» MATERIAL PROVIDED:
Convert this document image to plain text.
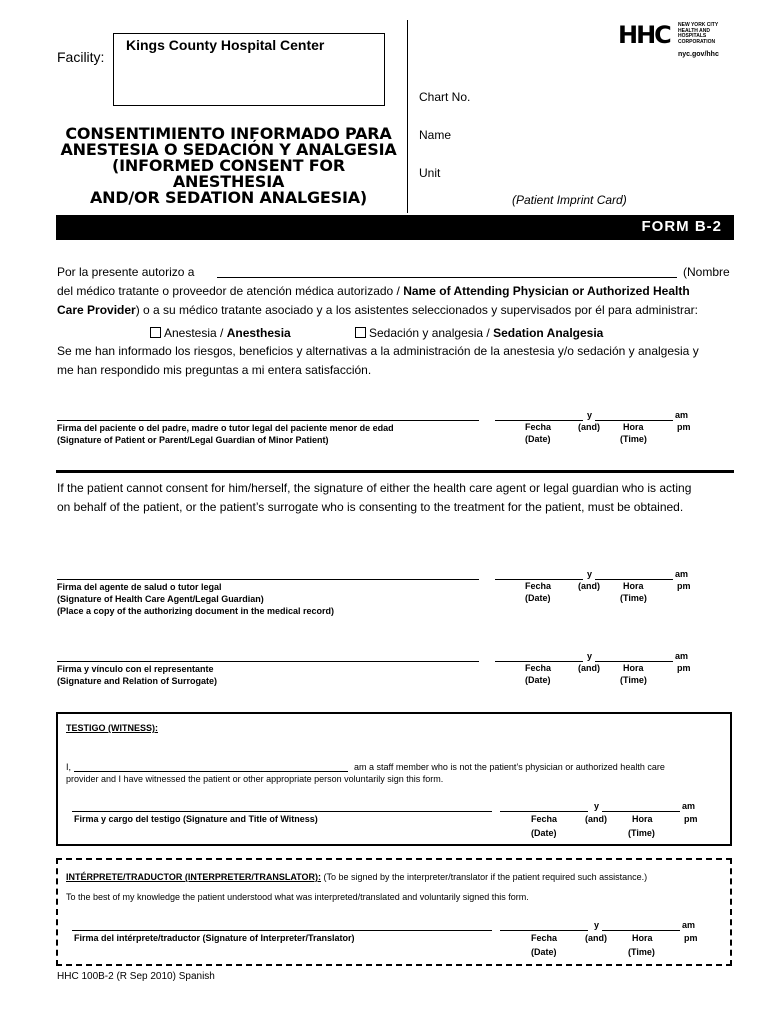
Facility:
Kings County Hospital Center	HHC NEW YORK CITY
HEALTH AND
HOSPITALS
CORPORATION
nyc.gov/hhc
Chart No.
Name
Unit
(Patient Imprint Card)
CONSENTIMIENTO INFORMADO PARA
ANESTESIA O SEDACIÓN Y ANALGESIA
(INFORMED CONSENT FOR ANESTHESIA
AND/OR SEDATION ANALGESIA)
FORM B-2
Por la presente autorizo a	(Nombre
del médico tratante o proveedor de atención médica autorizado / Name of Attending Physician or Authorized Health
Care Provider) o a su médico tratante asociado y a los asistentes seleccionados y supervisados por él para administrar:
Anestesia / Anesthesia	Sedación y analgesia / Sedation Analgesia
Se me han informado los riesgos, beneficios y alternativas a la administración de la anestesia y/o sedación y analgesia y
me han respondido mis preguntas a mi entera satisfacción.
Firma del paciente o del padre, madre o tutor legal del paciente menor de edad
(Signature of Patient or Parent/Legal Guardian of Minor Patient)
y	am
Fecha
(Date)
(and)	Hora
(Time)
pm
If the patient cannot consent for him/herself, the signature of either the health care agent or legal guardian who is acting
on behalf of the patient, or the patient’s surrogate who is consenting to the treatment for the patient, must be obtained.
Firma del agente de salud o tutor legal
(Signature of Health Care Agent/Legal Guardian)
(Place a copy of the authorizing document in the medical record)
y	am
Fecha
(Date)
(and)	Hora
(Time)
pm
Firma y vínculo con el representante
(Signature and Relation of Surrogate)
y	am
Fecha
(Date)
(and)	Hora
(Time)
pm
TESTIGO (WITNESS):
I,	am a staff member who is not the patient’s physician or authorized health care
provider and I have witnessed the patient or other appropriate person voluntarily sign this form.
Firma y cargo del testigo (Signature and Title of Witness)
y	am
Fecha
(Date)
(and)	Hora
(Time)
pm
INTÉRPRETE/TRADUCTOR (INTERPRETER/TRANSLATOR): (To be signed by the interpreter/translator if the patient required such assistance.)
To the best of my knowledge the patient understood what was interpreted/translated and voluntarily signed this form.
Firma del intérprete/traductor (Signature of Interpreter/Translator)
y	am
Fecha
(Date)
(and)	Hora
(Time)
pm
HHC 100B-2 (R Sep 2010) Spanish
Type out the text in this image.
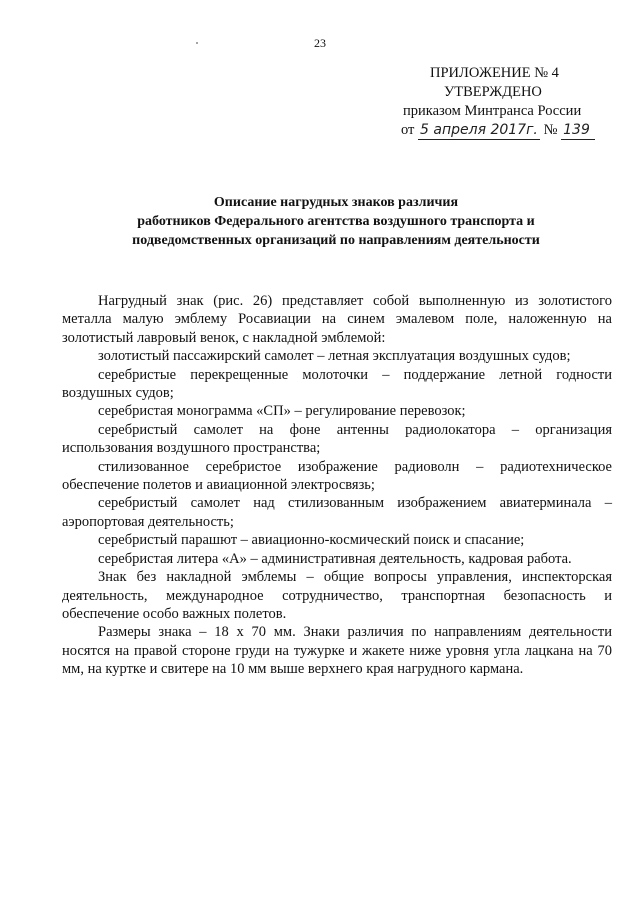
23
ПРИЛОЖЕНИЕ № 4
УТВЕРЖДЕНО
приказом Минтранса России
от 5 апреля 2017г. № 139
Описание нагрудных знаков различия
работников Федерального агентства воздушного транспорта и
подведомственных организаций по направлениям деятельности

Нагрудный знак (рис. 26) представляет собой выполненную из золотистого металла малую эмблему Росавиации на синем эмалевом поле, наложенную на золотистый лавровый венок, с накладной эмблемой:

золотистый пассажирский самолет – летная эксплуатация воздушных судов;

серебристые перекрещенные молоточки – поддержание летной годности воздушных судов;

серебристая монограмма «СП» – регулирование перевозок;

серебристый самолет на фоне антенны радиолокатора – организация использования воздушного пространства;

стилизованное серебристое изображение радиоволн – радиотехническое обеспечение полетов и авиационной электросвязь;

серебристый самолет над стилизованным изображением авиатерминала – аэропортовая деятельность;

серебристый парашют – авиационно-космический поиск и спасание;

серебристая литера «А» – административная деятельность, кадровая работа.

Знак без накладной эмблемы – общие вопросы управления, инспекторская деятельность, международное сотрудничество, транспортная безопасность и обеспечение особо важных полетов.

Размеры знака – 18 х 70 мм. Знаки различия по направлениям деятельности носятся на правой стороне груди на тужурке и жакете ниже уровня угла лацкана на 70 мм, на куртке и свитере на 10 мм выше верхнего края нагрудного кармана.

» TO BE DONE:
Beginning at the line with "Type out the text in this image." and ending at the last line of the listing above, retype each line exactly, including those two lines. Leave the pictures out.

» SOLUTION FOR THIS TASK:
Type out the text in this image.
23
ПРИЛОЖЕНИЕ № 4
УТВЕРЖДЕНО
приказом Минтранса России
от 5 апреля 2017г. № 139
Описание нагрудных знаков различия
работников Федерального агентства воздушного транспорта и
подведомственных организаций по направлениям деятельности

Нагрудный знак (рис. 26) представляет собой выполненную из золотистого металла малую эмблему Росавиации на синем эмалевом поле, наложенную на золотистый лавровый венок, с накладной эмблемой:

золотистый пассажирский самолет – летная эксплуатация воздушных судов;

серебристые перекрещенные молоточки – поддержание летной годности воздушных судов;

серебристая монограмма «СП» – регулирование перевозок;

серебристый самолет на фоне антенны радиолокатора – организация использования воздушного пространства;

стилизованное серебристое изображение радиоволн – радиотехническое обеспечение полетов и авиационной электросвязь;

серебристый самолет над стилизованным изображением авиатерминала – аэропортовая деятельность;

серебристый парашют – авиационно-космический поиск и спасание;

серебристая литера «А» – административная деятельность, кадровая работа.

Знак без накладной эмблемы – общие вопросы управления, инспекторская деятельность, международное сотрудничество, транспортная безопасность и обеспечение особо важных полетов.

Размеры знака – 18 х 70 мм. Знаки различия по направлениям деятельности носятся на правой стороне груди на тужурке и жакете ниже уровня угла лацкана на 70 мм, на куртке и свитере на 10 мм выше верхнего края нагрудного кармана.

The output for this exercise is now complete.